## Data supplied
◇ ◇ ◇ ◇

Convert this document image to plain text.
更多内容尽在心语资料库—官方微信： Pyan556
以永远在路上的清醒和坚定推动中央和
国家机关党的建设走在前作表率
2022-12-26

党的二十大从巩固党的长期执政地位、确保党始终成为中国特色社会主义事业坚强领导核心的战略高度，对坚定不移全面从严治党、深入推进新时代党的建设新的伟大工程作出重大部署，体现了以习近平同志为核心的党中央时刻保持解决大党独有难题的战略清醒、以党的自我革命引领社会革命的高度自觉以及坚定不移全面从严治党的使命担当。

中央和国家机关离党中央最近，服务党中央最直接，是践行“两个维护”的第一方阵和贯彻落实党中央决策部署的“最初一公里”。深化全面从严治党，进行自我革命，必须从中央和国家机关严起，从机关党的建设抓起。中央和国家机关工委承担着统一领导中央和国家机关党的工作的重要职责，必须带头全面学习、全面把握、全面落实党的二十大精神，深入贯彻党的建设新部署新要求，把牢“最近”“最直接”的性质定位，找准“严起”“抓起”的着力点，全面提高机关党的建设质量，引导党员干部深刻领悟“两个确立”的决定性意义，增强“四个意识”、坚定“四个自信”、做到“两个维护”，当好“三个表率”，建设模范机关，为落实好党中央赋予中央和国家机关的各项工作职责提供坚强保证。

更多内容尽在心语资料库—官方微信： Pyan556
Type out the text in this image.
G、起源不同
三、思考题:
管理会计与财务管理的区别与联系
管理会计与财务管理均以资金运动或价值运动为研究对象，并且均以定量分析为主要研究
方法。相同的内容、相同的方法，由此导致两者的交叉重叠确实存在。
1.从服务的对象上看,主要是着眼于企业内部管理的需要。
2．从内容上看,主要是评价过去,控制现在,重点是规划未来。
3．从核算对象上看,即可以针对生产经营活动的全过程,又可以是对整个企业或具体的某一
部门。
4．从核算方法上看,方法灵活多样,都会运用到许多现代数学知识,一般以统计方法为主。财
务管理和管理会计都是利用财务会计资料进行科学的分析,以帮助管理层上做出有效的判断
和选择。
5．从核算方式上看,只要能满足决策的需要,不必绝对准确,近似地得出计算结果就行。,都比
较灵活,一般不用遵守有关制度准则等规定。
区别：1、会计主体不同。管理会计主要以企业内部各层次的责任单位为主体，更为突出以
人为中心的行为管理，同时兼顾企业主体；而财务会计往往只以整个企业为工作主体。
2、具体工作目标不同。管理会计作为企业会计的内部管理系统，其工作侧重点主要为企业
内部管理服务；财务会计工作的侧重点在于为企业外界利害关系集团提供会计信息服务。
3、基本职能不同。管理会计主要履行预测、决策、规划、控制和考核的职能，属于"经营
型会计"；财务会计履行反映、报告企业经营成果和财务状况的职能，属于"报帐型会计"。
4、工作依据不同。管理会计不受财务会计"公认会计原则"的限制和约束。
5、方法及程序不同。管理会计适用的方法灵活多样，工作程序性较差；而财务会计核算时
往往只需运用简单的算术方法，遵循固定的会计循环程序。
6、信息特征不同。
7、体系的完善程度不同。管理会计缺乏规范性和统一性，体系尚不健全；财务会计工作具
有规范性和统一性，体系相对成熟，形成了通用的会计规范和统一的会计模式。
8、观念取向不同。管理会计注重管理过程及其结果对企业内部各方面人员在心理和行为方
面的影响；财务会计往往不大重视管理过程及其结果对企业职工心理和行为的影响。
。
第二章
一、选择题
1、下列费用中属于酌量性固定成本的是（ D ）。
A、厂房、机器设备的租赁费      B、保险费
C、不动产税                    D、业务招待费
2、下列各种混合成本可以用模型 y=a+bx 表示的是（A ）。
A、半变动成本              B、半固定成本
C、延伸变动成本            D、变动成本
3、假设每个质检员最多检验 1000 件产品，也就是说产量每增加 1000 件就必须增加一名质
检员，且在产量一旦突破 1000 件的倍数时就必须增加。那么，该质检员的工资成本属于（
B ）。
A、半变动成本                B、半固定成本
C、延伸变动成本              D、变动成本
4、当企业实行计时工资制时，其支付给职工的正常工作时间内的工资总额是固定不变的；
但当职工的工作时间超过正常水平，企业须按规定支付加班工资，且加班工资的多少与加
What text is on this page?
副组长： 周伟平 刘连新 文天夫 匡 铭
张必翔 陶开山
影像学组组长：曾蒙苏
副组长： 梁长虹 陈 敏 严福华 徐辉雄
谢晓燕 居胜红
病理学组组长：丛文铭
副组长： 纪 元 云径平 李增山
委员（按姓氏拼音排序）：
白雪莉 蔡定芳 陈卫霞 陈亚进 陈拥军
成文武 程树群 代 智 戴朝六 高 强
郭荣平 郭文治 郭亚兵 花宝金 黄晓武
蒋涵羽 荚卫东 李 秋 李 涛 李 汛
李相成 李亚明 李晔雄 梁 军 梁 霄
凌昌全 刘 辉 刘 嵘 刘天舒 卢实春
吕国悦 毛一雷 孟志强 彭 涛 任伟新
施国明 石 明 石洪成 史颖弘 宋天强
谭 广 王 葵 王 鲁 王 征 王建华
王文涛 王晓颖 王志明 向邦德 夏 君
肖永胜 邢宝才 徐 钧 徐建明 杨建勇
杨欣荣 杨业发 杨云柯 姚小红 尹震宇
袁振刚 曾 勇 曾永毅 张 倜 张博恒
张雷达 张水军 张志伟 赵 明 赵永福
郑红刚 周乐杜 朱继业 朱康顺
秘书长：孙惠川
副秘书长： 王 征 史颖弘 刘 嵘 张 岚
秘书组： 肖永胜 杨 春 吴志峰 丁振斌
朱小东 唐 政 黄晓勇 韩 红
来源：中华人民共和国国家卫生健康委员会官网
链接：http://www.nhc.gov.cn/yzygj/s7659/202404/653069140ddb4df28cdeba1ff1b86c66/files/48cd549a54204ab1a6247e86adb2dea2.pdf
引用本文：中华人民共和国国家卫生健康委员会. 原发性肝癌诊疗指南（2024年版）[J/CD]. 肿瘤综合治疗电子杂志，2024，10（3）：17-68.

◇ ◇ ◇ ◇

## The problem
Repeat the records above exactly, from the first line to the last.

## Result
Convert this document image to plain text.
更多内容尽在心语资料库—官方微信： Pyan556
以永远在路上的清醒和坚定推动中央和
国家机关党的建设走在前作表率
2022-12-26

党的二十大从巩固党的长期执政地位、确保党始终成为中国特色社会主义事业坚强领导核心的战略高度，对坚定不移全面从严治党、深入推进新时代党的建设新的伟大工程作出重大部署，体现了以习近平同志为核心的党中央时刻保持解决大党独有难题的战略清醒、以党的自我革命引领社会革命的高度自觉以及坚定不移全面从严治党的使命担当。

中央和国家机关离党中央最近，服务党中央最直接，是践行“两个维护”的第一方阵和贯彻落实党中央决策部署的“最初一公里”。深化全面从严治党，进行自我革命，必须从中央和国家机关严起，从机关党的建设抓起。中央和国家机关工委承担着统一领导中央和国家机关党的工作的重要职责，必须带头全面学习、全面把握、全面落实党的二十大精神，深入贯彻党的建设新部署新要求，把牢“最近”“最直接”的性质定位，找准“严起”“抓起”的着力点，全面提高机关党的建设质量，引导党员干部深刻领悟“两个确立”的决定性意义，增强“四个意识”、坚定“四个自信”、做到“两个维护”，当好“三个表率”，建设模范机关，为落实好党中央赋予中央和国家机关的各项工作职责提供坚强保证。

更多内容尽在心语资料库—官方微信： Pyan556
Type out the text in this image.
G、起源不同
三、思考题:
管理会计与财务管理的区别与联系
管理会计与财务管理均以资金运动或价值运动为研究对象，并且均以定量分析为主要研究
方法。相同的内容、相同的方法，由此导致两者的交叉重叠确实存在。
1.从服务的对象上看,主要是着眼于企业内部管理的需要。
2．从内容上看,主要是评价过去,控制现在,重点是规划未来。
3．从核算对象上看,即可以针对生产经营活动的全过程,又可以是对整个企业或具体的某一
部门。
4．从核算方法上看,方法灵活多样,都会运用到许多现代数学知识,一般以统计方法为主。财
务管理和管理会计都是利用财务会计资料进行科学的分析,以帮助管理层上做出有效的判断
和选择。
5．从核算方式上看,只要能满足决策的需要,不必绝对准确,近似地得出计算结果就行。,都比
较灵活,一般不用遵守有关制度准则等规定。
区别：1、会计主体不同。管理会计主要以企业内部各层次的责任单位为主体，更为突出以
人为中心的行为管理，同时兼顾企业主体；而财务会计往往只以整个企业为工作主体。
2、具体工作目标不同。管理会计作为企业会计的内部管理系统，其工作侧重点主要为企业
内部管理服务；财务会计工作的侧重点在于为企业外界利害关系集团提供会计信息服务。
3、基本职能不同。管理会计主要履行预测、决策、规划、控制和考核的职能，属于"经营
型会计"；财务会计履行反映、报告企业经营成果和财务状况的职能，属于"报帐型会计"。
4、工作依据不同。管理会计不受财务会计"公认会计原则"的限制和约束。
5、方法及程序不同。管理会计适用的方法灵活多样，工作程序性较差；而财务会计核算时
往往只需运用简单的算术方法，遵循固定的会计循环程序。
6、信息特征不同。
7、体系的完善程度不同。管理会计缺乏规范性和统一性，体系尚不健全；财务会计工作具
有规范性和统一性，体系相对成熟，形成了通用的会计规范和统一的会计模式。
8、观念取向不同。管理会计注重管理过程及其结果对企业内部各方面人员在心理和行为方
面的影响；财务会计往往不大重视管理过程及其结果对企业职工心理和行为的影响。
。
第二章
一、选择题
1、下列费用中属于酌量性固定成本的是（ D ）。
A、厂房、机器设备的租赁费      B、保险费
C、不动产税                    D、业务招待费
2、下列各种混合成本可以用模型 y=a+bx 表示的是（A ）。
A、半变动成本              B、半固定成本
C、延伸变动成本            D、变动成本
3、假设每个质检员最多检验 1000 件产品，也就是说产量每增加 1000 件就必须增加一名质
检员，且在产量一旦突破 1000 件的倍数时就必须增加。那么，该质检员的工资成本属于（
B ）。
A、半变动成本                B、半固定成本
C、延伸变动成本              D、变动成本
4、当企业实行计时工资制时，其支付给职工的正常工作时间内的工资总额是固定不变的；
但当职工的工作时间超过正常水平，企业须按规定支付加班工资，且加班工资的多少与加
What text is on this page?
副组长： 周伟平 刘连新 文天夫 匡 铭
张必翔 陶开山
影像学组组长：曾蒙苏
副组长： 梁长虹 陈 敏 严福华 徐辉雄
谢晓燕 居胜红
病理学组组长：丛文铭
副组长： 纪 元 云径平 李增山
委员（按姓氏拼音排序）：
白雪莉 蔡定芳 陈卫霞 陈亚进 陈拥军
成文武 程树群 代 智 戴朝六 高 强
郭荣平 郭文治 郭亚兵 花宝金 黄晓武
蒋涵羽 荚卫东 李 秋 李 涛 李 汛
李相成 李亚明 李晔雄 梁 军 梁 霄
凌昌全 刘 辉 刘 嵘 刘天舒 卢实春
吕国悦 毛一雷 孟志强 彭 涛 任伟新
施国明 石 明 石洪成 史颖弘 宋天强
谭 广 王 葵 王 鲁 王 征 王建华
王文涛 王晓颖 王志明 向邦德 夏 君
肖永胜 邢宝才 徐 钧 徐建明 杨建勇
杨欣荣 杨业发 杨云柯 姚小红 尹震宇
袁振刚 曾 勇 曾永毅 张 倜 张博恒
张雷达 张水军 张志伟 赵 明 赵永福
郑红刚 周乐杜 朱继业 朱康顺
秘书长：孙惠川
副秘书长： 王 征 史颖弘 刘 嵘 张 岚
秘书组： 肖永胜 杨 春 吴志峰 丁振斌
朱小东 唐 政 黄晓勇 韩 红
来源：中华人民共和国国家卫生健康委员会官网
链接：http://www.nhc.gov.cn/yzygj/s7659/202404/653069140ddb4df28cdeba1ff1b86c66/files/48cd549a54204ab1a6247e86adb2dea2.pdf
引用本文：中华人民共和国国家卫生健康委员会. 原发性肝癌诊疗指南（2024年版）[J/CD]. 肿瘤综合治疗电子杂志，2024，10（3）：17-68.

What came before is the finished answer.